Record excerpts:
# # # # #
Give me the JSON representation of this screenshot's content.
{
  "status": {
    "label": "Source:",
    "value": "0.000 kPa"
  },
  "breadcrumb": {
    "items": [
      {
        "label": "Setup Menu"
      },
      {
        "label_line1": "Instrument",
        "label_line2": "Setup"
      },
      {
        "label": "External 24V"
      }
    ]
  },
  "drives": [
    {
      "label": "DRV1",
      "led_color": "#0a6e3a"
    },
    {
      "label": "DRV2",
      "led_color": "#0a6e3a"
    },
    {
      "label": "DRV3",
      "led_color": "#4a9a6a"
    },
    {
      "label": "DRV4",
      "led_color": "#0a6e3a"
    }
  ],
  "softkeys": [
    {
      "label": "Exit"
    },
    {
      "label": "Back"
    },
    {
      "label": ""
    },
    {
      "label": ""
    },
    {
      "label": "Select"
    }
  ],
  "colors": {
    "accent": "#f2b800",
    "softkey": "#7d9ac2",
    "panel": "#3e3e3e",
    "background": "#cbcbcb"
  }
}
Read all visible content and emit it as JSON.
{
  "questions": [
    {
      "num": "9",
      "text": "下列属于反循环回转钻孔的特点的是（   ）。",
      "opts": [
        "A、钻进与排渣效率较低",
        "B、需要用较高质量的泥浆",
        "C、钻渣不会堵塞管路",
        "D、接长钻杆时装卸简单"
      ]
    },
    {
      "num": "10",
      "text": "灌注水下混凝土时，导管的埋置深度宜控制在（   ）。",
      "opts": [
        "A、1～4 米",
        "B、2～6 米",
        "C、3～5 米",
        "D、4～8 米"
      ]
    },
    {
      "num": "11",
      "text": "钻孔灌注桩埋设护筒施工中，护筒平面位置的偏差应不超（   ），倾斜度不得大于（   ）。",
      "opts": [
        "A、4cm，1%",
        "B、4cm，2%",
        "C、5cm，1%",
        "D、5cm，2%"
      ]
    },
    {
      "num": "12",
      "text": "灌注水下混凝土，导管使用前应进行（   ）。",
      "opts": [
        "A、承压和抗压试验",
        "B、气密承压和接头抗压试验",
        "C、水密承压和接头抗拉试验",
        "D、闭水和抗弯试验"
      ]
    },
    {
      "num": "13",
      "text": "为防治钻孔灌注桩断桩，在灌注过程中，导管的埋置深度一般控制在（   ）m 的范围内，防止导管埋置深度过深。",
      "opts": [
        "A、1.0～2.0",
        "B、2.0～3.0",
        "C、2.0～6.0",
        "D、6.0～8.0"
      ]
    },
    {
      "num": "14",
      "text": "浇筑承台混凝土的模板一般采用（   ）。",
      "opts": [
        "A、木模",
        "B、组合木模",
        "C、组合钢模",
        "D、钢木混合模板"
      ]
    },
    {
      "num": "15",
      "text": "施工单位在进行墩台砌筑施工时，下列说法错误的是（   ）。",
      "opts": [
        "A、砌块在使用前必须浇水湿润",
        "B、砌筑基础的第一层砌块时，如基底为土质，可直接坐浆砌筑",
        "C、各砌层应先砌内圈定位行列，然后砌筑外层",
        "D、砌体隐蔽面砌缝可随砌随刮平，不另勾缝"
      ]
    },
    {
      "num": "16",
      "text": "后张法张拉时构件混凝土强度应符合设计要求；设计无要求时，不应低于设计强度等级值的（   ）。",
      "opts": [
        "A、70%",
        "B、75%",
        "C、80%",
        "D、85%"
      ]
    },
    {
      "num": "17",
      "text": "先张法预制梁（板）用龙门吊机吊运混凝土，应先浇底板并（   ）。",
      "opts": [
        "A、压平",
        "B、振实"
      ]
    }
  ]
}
# # # # #
Exercise requirements: Copy out all of the records shown above exactly.

Worked solution:
Give me the JSON representation of this screenshot's content.
{
  "status": {
    "label": "Source:",
    "value": "0.000 kPa"
  },
  "breadcrumb": {
    "items": [
      {
        "label": "Setup Menu"
      },
      {
        "label_line1": "Instrument",
        "label_line2": "Setup"
      },
      {
        "label": "External 24V"
      }
    ]
  },
  "drives": [
    {
      "label": "DRV1",
      "led_color": "#0a6e3a"
    },
    {
      "label": "DRV2",
      "led_color": "#0a6e3a"
    },
    {
      "label": "DRV3",
      "led_color": "#4a9a6a"
    },
    {
      "label": "DRV4",
      "led_color": "#0a6e3a"
    }
  ],
  "softkeys": [
    {
      "label": "Exit"
    },
    {
      "label": "Back"
    },
    {
      "label": ""
    },
    {
      "label": ""
    },
    {
      "label": "Select"
    }
  ],
  "colors": {
    "accent": "#f2b800",
    "softkey": "#7d9ac2",
    "panel": "#3e3e3e",
    "background": "#cbcbcb"
  }
}
Read all visible content and emit it as JSON.
{
  "questions": [
    {
      "num": "9",
      "text": "下列属于反循环回转钻孔的特点的是（   ）。",
      "opts": [
        "A、钻进与排渣效率较低",
        "B、需要用较高质量的泥浆",
        "C、钻渣不会堵塞管路",
        "D、接长钻杆时装卸简单"
      ]
    },
    {
      "num": "10",
      "text": "灌注水下混凝土时，导管的埋置深度宜控制在（   ）。",
      "opts": [
        "A、1～4 米",
        "B、2～6 米",
        "C、3～5 米",
        "D、4～8 米"
      ]
    },
    {
      "num": "11",
      "text": "钻孔灌注桩埋设护筒施工中，护筒平面位置的偏差应不超（   ），倾斜度不得大于（   ）。",
      "opts": [
        "A、4cm，1%",
        "B、4cm，2%",
        "C、5cm，1%",
        "D、5cm，2%"
      ]
    },
    {
      "num": "12",
      "text": "灌注水下混凝土，导管使用前应进行（   ）。",
      "opts": [
        "A、承压和抗压试验",
        "B、气密承压和接头抗压试验",
        "C、水密承压和接头抗拉试验",
        "D、闭水和抗弯试验"
      ]
    },
    {
      "num": "13",
      "text": "为防治钻孔灌注桩断桩，在灌注过程中，导管的埋置深度一般控制在（   ）m 的范围内，防止导管埋置深度过深。",
      "opts": [
        "A、1.0～2.0",
        "B、2.0～3.0",
        "C、2.0～6.0",
        "D、6.0～8.0"
      ]
    },
    {
      "num": "14",
      "text": "浇筑承台混凝土的模板一般采用（   ）。",
      "opts": [
        "A、木模",
        "B、组合木模",
        "C、组合钢模",
        "D、钢木混合模板"
      ]
    },
    {
      "num": "15",
      "text": "施工单位在进行墩台砌筑施工时，下列说法错误的是（   ）。",
      "opts": [
        "A、砌块在使用前必须浇水湿润",
        "B、砌筑基础的第一层砌块时，如基底为土质，可直接坐浆砌筑",
        "C、各砌层应先砌内圈定位行列，然后砌筑外层",
        "D、砌体隐蔽面砌缝可随砌随刮平，不另勾缝"
      ]
    },
    {
      "num": "16",
      "text": "后张法张拉时构件混凝土强度应符合设计要求；设计无要求时，不应低于设计强度等级值的（   ）。",
      "opts": [
        "A、70%",
        "B、75%",
        "C、80%",
        "D、85%"
      ]
    },
    {
      "num": "17",
      "text": "先张法预制梁（板）用龙门吊机吊运混凝土，应先浇底板并（   ）。",
      "opts": [
        "A、压平",
        "B、振实"
      ]
    }
  ]
}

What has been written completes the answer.